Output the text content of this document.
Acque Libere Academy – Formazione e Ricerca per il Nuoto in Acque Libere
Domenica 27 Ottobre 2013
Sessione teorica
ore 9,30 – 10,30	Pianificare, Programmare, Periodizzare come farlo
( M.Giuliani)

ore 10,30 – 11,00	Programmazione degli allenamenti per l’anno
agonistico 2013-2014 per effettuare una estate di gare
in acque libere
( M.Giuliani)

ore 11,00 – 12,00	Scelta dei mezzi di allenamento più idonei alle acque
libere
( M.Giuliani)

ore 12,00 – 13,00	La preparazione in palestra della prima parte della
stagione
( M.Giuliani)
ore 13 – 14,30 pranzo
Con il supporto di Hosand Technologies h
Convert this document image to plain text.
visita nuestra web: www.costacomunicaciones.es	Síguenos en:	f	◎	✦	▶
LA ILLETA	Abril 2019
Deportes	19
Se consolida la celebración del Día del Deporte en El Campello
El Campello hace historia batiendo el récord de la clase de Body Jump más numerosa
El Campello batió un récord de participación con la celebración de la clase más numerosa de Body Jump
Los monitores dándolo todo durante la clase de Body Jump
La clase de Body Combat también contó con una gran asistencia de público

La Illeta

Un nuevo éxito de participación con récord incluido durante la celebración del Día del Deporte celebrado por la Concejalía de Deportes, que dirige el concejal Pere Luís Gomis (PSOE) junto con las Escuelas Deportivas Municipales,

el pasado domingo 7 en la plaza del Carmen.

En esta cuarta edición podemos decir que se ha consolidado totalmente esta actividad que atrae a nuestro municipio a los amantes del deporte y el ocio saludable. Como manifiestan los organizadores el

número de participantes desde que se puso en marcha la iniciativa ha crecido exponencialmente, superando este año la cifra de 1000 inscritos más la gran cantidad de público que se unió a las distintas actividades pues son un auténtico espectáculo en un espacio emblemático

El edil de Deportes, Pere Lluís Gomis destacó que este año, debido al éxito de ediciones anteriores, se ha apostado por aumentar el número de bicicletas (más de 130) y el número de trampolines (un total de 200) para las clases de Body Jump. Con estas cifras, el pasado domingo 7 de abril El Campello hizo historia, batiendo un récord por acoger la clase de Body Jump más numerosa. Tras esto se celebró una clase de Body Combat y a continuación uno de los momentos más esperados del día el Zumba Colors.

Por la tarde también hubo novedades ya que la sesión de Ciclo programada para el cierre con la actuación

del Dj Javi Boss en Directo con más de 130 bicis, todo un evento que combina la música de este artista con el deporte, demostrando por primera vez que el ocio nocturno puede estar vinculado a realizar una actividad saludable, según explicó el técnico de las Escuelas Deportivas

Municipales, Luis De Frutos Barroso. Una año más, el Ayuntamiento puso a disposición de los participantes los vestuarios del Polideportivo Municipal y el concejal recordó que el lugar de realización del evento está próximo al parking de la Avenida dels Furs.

────────────────────

▸ What is being asked: Select, from the listing, all lines that include the word "concejal".

▸ Solution:
Un nuevo éxito de participación con récord incluido durante la celebración del Día del Deporte celebrado por la Concejalía de Deportes, que dirige el concejal Pere Luís Gomis (PSOE) junto con las Escuelas Deportivas Municipales,
Municipales, Luis De Frutos Barroso. Una año más, el Ayuntamiento puso a disposición de los participantes los vestuarios del Polideportivo Municipal y el concejal recordó que el lugar de realización del evento está próximo al parking de la Avenida dels Furs.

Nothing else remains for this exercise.